---------- Dataset entries ----------

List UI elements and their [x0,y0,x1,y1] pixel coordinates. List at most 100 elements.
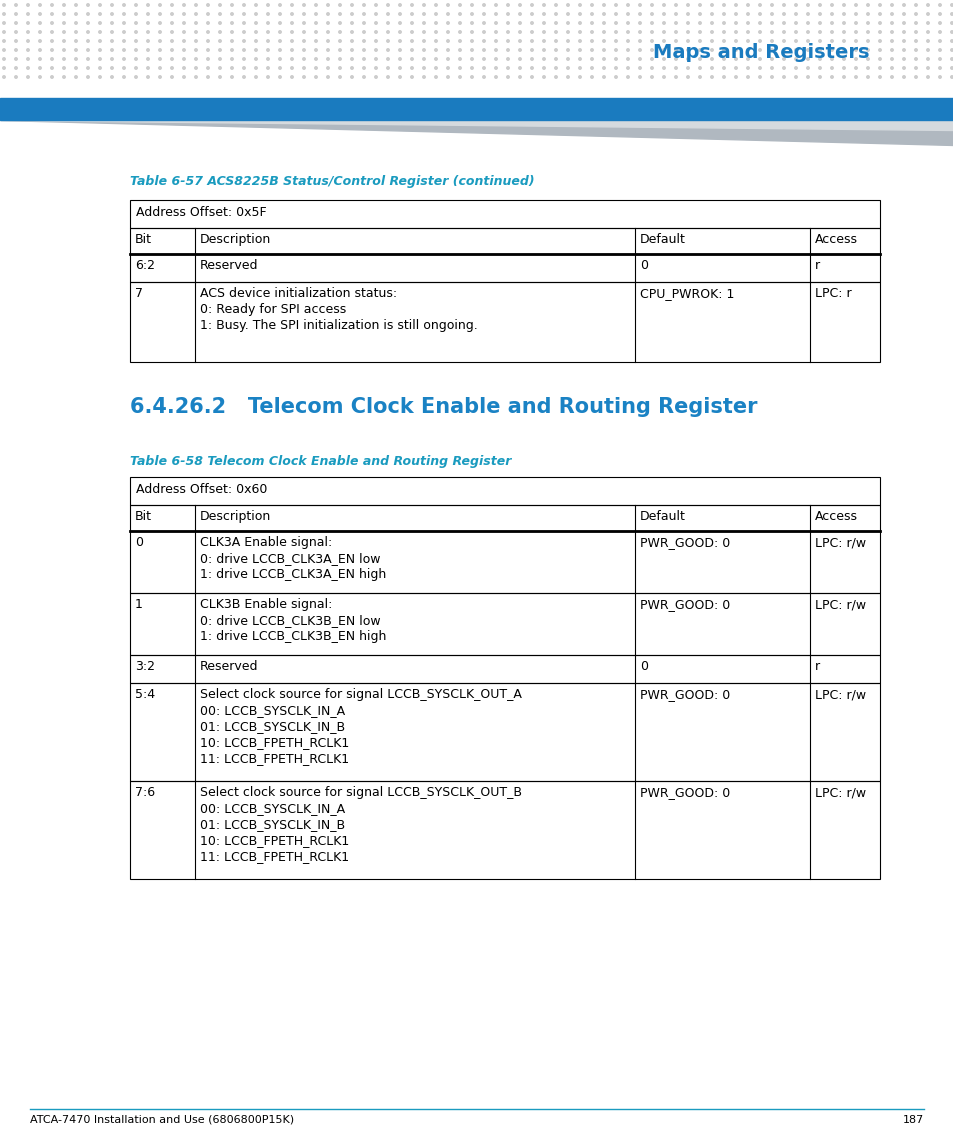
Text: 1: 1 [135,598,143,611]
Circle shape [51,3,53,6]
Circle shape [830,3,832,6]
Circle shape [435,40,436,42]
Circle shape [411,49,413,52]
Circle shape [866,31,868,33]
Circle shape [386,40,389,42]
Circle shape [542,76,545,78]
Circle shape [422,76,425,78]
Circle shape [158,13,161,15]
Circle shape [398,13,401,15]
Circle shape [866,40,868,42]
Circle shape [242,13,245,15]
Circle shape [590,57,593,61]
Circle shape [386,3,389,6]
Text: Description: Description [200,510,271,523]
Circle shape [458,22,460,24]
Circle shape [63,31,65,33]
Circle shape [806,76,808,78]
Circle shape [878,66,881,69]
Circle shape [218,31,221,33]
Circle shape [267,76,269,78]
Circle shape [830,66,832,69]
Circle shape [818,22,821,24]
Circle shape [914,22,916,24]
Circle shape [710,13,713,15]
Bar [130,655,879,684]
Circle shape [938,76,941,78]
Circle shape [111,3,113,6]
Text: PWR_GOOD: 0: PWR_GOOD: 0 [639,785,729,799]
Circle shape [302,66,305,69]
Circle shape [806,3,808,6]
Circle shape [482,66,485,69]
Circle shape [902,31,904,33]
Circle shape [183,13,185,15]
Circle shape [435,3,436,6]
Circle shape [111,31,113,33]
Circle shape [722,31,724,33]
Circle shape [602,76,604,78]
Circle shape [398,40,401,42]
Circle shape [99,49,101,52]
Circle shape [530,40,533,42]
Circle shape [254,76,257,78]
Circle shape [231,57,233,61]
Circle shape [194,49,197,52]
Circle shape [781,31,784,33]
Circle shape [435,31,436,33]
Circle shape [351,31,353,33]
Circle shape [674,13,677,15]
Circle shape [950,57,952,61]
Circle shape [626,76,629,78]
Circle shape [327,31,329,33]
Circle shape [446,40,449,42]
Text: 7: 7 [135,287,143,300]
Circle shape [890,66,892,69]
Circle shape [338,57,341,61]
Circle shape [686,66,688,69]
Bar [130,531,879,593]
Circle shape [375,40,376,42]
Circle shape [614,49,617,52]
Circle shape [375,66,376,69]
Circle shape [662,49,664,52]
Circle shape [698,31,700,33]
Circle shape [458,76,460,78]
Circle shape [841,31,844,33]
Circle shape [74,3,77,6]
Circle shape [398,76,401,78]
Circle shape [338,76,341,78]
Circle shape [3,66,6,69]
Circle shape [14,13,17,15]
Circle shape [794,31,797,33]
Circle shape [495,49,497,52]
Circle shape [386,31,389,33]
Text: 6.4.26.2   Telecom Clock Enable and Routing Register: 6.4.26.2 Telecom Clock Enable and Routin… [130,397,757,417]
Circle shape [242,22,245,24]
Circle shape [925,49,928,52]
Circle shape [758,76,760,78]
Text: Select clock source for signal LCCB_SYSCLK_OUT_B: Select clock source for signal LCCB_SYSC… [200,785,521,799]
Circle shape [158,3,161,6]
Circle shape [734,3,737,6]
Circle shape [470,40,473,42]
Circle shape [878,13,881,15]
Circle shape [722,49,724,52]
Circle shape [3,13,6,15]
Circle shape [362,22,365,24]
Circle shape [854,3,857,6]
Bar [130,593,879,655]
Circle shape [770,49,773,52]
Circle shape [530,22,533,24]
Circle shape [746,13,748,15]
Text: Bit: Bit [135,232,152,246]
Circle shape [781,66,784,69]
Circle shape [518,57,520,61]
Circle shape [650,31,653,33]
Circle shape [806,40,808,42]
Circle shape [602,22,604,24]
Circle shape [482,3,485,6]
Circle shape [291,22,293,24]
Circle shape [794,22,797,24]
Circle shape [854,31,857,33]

----------
---------- Dataset entries ----------

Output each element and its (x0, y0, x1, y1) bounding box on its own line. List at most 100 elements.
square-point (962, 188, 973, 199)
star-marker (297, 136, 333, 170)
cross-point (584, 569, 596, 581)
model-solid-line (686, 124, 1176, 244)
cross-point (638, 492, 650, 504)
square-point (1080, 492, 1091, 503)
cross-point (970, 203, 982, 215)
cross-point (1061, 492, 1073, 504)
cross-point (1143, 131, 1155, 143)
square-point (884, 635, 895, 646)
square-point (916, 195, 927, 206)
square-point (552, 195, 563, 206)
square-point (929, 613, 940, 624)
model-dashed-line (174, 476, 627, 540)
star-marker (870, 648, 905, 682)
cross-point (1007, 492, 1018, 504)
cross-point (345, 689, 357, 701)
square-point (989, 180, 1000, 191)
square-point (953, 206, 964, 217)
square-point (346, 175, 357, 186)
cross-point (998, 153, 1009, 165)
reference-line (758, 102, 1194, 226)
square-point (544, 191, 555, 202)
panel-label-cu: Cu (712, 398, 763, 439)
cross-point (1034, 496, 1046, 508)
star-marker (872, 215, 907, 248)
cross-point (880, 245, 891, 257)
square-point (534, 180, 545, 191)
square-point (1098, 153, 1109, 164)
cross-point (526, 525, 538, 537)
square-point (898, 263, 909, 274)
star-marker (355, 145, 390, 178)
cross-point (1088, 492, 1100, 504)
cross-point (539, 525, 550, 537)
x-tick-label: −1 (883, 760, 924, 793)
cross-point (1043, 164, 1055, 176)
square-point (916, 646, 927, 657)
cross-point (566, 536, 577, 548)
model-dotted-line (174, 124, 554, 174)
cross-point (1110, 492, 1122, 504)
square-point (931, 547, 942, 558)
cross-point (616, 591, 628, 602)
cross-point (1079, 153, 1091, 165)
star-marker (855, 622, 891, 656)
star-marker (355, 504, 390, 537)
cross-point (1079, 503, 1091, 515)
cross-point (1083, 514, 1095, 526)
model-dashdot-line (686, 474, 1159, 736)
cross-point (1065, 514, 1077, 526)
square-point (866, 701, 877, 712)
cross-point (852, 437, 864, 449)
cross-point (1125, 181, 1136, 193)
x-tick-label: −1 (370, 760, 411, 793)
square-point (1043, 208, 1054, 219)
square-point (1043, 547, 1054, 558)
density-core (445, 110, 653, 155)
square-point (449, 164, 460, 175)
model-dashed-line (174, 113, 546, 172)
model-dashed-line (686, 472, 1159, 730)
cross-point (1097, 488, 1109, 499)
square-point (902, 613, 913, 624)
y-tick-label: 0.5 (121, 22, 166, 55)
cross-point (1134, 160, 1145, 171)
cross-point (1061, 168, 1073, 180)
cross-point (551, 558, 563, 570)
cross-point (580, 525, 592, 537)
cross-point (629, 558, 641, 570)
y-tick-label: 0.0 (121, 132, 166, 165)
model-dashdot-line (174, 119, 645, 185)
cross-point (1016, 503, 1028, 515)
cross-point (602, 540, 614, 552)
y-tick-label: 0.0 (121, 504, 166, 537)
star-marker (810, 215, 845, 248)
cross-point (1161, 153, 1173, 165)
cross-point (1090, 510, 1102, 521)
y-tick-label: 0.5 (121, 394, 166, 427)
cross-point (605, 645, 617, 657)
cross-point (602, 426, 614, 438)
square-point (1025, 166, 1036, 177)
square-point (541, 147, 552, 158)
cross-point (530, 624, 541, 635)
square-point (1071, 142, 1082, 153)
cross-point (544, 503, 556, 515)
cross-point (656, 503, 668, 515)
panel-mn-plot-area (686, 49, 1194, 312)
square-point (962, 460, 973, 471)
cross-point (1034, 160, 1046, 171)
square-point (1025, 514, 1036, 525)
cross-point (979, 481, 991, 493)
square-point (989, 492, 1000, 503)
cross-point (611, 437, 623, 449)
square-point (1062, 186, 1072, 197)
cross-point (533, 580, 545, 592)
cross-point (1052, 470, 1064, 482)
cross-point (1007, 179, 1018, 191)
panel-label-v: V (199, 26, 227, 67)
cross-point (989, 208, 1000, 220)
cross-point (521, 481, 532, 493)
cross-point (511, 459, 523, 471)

----------

What is required
Please extract the entries from the line containing "Output each element" through the line containing "square-point (884, 635, 895, 646)", both included, and reproduce each line unchanged.

Task answer
Output each element and its (x0, y0, x1, y1) bounding box on its own line. List at most 100 elements.
square-point (962, 188, 973, 199)
star-marker (297, 136, 333, 170)
cross-point (584, 569, 596, 581)
model-solid-line (686, 124, 1176, 244)
cross-point (638, 492, 650, 504)
square-point (1080, 492, 1091, 503)
cross-point (970, 203, 982, 215)
cross-point (1061, 492, 1073, 504)
cross-point (1143, 131, 1155, 143)
square-point (884, 635, 895, 646)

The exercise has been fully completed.